● **Task directions**: Pick out every line with the word "towable" and copy it.

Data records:
* * * * * * *

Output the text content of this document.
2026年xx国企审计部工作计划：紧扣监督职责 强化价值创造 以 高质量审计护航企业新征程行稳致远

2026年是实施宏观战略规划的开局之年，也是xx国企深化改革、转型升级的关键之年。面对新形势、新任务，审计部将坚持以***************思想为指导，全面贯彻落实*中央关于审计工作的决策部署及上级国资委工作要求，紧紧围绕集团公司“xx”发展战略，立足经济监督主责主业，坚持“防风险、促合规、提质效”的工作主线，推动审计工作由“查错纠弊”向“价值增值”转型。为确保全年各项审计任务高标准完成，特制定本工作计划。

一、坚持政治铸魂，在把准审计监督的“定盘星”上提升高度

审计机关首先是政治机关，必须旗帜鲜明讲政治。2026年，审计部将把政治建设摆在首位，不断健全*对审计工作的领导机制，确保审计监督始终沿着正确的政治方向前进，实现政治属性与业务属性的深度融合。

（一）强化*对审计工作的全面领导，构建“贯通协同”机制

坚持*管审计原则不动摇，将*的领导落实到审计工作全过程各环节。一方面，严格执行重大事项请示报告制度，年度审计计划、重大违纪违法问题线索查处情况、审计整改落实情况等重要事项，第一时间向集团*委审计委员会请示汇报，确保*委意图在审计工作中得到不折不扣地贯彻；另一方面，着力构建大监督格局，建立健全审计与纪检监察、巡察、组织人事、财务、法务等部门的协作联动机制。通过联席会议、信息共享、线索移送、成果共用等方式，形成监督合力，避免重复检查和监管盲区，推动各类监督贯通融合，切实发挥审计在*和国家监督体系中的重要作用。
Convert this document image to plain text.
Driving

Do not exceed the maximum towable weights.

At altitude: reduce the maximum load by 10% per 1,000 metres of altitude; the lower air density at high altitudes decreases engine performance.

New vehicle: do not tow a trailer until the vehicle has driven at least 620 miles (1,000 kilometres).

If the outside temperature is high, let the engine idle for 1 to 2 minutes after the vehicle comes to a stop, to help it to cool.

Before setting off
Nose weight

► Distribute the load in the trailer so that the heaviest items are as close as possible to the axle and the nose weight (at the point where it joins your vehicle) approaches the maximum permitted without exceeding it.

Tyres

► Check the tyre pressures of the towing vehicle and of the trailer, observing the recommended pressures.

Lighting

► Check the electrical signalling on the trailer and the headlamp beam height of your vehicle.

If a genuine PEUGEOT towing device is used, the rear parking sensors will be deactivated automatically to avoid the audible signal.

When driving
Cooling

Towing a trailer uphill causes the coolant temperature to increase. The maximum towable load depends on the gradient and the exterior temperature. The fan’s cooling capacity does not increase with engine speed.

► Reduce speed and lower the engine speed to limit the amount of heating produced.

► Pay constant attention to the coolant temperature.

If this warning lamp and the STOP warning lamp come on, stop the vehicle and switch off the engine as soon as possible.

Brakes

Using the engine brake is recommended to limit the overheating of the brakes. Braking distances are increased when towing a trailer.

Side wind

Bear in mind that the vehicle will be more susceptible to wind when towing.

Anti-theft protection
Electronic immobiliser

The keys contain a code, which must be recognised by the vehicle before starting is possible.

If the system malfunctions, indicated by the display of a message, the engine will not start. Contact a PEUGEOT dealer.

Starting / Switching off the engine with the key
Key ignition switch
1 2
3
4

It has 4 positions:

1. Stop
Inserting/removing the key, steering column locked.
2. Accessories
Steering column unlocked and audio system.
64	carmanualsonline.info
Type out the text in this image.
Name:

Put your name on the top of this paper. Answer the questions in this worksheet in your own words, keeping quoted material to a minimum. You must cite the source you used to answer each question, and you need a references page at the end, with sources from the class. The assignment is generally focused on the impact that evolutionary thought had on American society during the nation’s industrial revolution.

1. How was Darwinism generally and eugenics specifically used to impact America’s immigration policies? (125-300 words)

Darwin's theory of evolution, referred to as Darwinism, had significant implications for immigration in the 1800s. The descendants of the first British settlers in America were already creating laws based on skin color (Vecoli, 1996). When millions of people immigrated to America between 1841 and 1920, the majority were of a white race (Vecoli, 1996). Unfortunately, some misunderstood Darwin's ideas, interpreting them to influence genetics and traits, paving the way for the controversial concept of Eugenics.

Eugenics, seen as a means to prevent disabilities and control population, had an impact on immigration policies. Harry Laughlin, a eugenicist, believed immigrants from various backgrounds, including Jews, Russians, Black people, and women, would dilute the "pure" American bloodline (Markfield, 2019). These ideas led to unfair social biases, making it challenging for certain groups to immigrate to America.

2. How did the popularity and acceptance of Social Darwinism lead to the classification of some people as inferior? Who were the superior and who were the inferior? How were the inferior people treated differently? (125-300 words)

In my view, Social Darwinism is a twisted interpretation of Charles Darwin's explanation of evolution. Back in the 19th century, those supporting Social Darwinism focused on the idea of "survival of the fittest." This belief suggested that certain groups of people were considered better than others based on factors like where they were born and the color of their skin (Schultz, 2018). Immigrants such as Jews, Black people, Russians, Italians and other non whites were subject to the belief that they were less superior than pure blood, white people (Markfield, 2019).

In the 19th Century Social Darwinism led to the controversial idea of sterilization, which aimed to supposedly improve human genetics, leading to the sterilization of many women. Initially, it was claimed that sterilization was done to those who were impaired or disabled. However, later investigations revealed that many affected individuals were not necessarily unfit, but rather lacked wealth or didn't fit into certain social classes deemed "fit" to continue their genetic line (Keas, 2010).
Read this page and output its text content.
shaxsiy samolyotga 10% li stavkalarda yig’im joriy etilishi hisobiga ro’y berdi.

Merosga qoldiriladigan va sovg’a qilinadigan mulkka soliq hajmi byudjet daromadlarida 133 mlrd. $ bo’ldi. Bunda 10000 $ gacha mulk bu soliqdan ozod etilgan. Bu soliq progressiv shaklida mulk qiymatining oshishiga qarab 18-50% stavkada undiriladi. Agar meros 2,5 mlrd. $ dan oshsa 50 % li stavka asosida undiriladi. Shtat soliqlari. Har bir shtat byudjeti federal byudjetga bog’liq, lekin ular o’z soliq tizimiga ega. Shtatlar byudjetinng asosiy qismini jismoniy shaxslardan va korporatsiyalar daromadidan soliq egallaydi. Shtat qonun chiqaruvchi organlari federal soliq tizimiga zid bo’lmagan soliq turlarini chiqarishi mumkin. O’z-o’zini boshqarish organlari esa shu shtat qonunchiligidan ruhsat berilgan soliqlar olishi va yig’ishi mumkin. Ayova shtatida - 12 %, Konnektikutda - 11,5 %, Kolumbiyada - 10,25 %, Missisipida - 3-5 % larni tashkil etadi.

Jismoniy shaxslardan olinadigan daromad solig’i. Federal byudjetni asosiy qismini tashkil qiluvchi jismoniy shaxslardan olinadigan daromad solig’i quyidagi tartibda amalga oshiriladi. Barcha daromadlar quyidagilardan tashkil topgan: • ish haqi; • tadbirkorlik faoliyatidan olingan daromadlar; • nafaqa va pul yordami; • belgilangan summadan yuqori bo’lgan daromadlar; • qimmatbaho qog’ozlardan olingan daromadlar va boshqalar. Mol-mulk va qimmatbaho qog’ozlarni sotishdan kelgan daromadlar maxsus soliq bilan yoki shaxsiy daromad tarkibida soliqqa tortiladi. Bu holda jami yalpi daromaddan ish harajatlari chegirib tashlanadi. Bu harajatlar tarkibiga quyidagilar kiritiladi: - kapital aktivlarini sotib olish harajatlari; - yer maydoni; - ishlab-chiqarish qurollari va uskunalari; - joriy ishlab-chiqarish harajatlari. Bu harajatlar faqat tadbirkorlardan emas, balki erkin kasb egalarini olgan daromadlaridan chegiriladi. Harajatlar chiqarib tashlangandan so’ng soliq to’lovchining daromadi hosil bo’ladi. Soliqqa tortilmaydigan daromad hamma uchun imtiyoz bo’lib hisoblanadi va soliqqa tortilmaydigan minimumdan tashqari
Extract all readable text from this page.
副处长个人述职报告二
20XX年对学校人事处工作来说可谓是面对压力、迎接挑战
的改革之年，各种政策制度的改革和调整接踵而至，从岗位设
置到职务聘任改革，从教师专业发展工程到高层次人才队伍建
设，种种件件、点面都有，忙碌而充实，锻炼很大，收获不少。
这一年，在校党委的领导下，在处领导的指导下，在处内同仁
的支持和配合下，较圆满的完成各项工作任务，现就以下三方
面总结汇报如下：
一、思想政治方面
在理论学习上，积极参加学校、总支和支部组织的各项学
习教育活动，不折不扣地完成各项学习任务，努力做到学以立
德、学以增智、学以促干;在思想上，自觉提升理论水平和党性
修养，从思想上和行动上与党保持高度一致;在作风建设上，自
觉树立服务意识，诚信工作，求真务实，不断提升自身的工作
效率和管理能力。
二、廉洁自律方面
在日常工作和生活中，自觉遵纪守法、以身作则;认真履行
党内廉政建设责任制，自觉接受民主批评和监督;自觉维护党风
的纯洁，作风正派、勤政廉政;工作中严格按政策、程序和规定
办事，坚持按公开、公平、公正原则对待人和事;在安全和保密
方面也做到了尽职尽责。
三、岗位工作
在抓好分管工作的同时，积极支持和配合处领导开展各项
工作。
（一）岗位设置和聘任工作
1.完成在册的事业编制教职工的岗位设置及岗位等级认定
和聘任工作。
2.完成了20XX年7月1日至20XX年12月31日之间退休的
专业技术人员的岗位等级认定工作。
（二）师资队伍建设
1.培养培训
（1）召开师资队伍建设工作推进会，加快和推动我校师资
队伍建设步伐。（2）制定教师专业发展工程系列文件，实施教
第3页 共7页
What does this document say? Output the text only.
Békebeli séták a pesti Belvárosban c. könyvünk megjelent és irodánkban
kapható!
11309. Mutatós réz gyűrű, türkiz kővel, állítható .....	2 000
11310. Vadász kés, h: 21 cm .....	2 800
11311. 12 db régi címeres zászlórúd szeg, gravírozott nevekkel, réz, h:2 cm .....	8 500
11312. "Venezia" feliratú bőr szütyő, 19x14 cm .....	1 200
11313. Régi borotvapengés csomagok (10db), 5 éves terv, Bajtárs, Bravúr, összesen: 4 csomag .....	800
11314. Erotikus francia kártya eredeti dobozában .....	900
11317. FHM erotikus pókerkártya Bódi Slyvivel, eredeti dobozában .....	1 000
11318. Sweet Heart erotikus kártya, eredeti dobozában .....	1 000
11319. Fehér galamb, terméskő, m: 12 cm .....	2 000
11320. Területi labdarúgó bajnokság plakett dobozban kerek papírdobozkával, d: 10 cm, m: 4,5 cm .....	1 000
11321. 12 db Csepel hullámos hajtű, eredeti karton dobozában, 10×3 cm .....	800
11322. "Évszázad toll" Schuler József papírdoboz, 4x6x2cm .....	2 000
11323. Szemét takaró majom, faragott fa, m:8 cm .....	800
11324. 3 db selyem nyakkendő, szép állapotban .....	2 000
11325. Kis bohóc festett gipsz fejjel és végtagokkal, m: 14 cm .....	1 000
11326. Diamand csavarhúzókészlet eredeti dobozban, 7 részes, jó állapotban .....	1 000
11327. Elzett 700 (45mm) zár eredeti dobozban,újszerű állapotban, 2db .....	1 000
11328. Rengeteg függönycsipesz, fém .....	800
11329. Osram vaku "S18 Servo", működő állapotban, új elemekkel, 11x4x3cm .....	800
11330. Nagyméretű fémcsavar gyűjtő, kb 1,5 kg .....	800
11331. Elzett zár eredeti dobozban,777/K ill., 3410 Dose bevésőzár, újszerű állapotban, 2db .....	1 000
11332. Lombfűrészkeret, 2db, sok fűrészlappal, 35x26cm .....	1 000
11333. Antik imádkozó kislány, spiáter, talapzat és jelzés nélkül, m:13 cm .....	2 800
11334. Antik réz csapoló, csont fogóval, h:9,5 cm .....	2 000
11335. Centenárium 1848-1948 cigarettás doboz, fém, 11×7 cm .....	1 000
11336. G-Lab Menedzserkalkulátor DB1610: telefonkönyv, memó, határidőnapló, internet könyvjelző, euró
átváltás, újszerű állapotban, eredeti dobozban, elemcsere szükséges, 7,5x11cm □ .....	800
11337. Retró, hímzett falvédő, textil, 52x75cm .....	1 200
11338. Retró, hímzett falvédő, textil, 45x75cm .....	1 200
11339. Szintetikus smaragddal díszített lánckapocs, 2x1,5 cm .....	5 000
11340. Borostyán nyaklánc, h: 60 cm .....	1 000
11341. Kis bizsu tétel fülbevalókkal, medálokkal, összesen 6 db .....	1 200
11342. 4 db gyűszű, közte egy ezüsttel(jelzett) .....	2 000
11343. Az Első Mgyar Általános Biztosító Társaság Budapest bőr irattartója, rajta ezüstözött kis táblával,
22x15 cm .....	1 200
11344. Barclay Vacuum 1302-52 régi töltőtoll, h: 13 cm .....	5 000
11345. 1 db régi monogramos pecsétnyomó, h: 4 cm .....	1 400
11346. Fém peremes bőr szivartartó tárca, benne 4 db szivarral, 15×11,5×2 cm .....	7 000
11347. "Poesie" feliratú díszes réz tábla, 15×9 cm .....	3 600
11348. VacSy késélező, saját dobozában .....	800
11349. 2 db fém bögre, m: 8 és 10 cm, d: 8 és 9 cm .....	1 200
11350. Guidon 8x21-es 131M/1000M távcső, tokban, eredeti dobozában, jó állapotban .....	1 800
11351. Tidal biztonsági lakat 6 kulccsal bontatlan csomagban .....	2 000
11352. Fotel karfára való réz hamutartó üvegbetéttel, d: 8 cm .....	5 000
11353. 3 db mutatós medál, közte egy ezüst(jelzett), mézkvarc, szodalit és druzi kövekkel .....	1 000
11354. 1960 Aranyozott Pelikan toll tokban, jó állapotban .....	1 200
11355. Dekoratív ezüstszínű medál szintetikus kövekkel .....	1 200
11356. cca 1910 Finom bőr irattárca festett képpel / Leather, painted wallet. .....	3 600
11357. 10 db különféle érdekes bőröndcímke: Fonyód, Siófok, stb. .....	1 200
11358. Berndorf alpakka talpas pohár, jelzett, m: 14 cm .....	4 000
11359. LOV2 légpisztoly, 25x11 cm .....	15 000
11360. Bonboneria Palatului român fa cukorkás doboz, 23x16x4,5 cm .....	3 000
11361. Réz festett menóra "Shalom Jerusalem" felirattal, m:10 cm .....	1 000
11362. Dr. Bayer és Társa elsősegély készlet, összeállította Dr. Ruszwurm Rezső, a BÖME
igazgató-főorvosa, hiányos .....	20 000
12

* * * * * * *

● **Exercise solution**:
Do not exceed the maximum towable weights.
Towing a trailer uphill causes the coolant temperature to increase. The maximum towable load depends on the gradient and the exterior temperature. The fan’s cooling capacity does not increase with engine speed.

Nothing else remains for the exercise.